[Data extracted from a collection]
────

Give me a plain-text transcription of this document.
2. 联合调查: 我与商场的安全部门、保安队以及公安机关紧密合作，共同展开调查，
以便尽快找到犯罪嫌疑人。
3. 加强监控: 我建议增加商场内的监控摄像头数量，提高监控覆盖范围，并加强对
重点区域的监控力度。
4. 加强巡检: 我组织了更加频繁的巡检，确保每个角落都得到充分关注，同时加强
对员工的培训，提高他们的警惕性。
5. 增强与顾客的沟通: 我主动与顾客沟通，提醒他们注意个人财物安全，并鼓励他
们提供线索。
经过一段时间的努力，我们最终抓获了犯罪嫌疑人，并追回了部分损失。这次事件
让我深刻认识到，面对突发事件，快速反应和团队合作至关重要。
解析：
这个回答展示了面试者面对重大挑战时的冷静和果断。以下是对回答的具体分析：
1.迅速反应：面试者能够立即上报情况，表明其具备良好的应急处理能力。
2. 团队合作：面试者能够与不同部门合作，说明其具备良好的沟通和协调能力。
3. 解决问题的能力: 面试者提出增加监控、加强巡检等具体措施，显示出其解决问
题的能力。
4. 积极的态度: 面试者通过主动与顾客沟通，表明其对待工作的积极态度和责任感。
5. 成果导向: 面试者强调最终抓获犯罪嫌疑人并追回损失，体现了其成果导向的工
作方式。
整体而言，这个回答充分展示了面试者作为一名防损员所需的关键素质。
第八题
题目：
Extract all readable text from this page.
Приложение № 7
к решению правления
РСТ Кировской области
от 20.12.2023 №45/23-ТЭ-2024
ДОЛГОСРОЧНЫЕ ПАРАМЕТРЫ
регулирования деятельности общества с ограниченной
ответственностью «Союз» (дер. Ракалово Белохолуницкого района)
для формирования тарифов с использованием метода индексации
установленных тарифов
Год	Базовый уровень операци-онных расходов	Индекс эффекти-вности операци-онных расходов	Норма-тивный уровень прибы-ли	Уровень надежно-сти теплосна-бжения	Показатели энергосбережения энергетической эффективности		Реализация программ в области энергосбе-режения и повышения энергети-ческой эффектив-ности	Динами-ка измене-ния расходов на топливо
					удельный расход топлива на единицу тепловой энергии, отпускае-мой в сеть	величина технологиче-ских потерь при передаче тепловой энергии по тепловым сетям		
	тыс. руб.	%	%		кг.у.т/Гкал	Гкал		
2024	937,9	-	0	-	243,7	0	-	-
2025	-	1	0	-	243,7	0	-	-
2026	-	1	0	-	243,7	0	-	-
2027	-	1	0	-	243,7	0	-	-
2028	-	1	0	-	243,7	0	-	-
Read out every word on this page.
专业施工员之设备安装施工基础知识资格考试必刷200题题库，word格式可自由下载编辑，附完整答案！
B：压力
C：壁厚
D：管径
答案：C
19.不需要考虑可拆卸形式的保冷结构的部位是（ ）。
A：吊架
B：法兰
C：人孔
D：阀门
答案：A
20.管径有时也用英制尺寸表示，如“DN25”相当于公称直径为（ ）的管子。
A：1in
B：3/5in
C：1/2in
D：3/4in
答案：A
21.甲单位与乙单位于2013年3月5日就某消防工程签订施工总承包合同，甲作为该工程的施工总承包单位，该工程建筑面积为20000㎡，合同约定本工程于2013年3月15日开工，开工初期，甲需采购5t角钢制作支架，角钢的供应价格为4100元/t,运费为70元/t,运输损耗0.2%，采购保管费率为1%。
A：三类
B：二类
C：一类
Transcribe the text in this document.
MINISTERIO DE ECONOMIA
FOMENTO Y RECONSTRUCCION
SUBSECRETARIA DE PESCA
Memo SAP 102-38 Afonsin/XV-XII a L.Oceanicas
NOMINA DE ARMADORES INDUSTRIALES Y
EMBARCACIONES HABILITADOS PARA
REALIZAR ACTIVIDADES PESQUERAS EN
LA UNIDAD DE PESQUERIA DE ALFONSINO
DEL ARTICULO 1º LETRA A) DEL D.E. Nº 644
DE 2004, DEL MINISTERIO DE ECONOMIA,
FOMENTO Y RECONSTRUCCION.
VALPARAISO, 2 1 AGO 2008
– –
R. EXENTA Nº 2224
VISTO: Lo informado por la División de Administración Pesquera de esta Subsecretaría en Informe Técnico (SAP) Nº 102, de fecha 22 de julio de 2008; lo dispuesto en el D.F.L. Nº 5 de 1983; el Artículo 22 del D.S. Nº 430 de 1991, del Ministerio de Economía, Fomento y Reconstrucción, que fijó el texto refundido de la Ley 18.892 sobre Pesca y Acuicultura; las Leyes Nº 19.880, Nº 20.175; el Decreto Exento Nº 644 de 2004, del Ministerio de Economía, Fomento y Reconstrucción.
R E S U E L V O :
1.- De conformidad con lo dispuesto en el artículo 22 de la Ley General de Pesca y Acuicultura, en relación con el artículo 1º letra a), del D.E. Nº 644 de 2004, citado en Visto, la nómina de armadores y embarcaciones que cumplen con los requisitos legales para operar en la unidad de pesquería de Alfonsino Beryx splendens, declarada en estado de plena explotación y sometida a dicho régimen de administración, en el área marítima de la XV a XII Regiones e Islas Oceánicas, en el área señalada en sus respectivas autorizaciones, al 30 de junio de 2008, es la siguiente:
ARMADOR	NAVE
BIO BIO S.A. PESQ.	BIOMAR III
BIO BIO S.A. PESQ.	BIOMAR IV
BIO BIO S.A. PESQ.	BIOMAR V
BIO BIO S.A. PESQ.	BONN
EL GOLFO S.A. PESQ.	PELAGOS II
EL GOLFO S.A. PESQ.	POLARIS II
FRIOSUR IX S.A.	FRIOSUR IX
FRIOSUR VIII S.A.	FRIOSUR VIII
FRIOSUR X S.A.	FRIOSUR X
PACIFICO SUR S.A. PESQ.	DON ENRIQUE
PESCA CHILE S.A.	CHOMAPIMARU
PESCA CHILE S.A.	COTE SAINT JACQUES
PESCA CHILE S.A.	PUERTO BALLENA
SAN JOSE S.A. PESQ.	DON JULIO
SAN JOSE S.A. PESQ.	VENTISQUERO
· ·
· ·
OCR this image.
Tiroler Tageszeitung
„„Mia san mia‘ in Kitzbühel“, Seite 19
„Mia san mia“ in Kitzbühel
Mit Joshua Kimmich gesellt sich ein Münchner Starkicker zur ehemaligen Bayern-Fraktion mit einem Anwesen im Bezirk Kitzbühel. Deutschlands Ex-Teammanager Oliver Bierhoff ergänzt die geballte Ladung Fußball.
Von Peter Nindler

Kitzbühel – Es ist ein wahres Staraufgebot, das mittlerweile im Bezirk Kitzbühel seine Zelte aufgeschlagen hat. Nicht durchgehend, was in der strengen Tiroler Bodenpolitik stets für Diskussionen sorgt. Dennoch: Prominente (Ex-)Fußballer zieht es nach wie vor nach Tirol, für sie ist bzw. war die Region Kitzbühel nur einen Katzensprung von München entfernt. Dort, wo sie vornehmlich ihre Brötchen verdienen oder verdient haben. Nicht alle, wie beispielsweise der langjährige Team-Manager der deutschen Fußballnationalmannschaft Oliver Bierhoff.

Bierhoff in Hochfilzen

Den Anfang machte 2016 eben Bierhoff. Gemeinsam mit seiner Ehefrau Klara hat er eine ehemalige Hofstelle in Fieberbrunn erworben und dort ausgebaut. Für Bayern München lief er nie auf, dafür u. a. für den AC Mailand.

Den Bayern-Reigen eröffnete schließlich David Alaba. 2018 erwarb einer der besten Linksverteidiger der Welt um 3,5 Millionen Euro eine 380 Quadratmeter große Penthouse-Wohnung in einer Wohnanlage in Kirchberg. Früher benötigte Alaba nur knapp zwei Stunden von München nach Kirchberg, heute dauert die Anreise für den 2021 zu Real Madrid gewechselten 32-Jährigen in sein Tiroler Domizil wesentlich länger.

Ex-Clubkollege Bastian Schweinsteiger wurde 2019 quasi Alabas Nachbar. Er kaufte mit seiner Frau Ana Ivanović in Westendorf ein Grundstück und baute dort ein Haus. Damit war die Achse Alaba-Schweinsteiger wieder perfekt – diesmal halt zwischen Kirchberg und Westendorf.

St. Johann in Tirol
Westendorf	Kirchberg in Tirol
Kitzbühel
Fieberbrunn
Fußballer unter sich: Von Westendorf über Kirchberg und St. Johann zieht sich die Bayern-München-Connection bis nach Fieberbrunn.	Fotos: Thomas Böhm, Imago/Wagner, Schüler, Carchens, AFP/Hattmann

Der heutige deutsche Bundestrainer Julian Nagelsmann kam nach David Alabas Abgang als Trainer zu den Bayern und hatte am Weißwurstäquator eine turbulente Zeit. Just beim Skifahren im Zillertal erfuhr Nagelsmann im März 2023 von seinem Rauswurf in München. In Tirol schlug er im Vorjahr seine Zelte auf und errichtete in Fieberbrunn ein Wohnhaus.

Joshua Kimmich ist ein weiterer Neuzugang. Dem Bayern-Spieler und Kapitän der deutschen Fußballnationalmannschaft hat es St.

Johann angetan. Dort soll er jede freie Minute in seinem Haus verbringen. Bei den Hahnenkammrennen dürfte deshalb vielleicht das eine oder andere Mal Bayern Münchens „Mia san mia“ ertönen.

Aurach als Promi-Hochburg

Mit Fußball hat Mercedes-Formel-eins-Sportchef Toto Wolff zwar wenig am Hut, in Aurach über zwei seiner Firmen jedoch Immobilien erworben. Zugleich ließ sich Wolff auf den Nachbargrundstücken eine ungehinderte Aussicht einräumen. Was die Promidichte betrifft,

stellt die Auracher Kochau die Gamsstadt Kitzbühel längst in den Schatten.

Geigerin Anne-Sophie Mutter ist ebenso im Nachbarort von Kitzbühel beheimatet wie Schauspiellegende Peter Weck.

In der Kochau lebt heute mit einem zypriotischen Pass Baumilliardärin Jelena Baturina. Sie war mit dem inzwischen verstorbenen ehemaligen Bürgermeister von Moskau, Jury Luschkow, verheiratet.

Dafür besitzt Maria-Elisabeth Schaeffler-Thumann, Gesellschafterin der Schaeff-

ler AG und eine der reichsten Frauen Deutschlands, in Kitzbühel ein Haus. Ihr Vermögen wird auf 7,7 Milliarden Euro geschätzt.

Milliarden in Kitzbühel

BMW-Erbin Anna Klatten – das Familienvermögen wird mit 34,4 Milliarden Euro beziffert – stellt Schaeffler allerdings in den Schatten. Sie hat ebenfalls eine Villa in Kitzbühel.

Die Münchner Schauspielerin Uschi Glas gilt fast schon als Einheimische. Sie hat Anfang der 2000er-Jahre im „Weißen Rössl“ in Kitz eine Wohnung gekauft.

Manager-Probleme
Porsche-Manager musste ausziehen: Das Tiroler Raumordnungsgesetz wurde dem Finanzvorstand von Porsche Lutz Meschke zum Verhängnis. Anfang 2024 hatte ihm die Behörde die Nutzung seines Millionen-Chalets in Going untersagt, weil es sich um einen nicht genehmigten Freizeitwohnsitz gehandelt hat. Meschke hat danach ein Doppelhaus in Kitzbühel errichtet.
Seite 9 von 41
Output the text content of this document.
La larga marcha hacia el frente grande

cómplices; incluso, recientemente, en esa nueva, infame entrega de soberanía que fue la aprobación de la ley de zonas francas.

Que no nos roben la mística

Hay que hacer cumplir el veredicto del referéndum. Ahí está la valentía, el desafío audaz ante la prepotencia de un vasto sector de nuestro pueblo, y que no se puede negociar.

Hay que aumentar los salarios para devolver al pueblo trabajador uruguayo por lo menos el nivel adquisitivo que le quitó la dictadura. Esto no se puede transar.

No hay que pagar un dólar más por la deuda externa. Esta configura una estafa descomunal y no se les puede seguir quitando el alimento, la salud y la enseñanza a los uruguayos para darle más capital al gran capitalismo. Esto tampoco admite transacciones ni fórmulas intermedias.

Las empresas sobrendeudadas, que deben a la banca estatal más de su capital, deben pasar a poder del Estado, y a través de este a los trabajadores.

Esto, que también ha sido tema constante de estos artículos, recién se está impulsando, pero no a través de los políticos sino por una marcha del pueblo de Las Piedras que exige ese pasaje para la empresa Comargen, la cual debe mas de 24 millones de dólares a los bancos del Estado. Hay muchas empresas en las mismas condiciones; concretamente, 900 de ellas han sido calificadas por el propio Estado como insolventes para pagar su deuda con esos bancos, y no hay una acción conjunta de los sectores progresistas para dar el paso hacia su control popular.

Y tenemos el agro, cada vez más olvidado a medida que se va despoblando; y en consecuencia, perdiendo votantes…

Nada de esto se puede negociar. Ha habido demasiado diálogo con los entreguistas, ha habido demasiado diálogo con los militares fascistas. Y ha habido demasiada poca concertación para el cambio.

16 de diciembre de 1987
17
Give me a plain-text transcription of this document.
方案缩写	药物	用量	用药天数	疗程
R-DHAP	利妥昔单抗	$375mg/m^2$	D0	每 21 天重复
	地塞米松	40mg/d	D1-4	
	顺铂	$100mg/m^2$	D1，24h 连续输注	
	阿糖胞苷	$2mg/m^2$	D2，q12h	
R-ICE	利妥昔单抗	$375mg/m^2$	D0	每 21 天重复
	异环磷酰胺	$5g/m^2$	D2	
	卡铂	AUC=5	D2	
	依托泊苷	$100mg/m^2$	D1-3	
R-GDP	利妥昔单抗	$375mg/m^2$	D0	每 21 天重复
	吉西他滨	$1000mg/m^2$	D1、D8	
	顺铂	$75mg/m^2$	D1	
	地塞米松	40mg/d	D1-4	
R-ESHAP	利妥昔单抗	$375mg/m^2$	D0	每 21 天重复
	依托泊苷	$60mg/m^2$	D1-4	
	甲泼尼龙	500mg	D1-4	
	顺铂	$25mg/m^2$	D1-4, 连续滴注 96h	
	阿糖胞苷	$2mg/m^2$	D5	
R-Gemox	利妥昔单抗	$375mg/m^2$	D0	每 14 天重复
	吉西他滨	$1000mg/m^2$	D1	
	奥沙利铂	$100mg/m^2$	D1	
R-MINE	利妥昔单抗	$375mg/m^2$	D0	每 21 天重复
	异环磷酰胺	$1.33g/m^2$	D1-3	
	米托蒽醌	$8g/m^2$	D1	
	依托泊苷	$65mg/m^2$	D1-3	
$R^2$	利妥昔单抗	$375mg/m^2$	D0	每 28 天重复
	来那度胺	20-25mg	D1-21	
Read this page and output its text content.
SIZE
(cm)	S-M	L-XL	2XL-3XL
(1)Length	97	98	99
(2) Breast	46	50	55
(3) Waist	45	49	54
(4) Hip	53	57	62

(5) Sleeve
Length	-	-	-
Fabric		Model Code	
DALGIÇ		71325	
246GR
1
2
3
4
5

────

### Challenge:
Print nothing but the lines from the line with "Read this page and output its text content." to the last line of the records above. Both of those lines count.

### Solution:
Read this page and output its text content.
SIZE
(cm)	S-M	L-XL	2XL-3XL
(1)Length	97	98	99
(2) Breast	46	50	55
(3) Waist	45	49	54
(4) Hip	53	57	62

(5) Sleeve
Length	-	-	-
Fabric		Model Code	
DALGIÇ		71325	
246GR
1
2
3
4
5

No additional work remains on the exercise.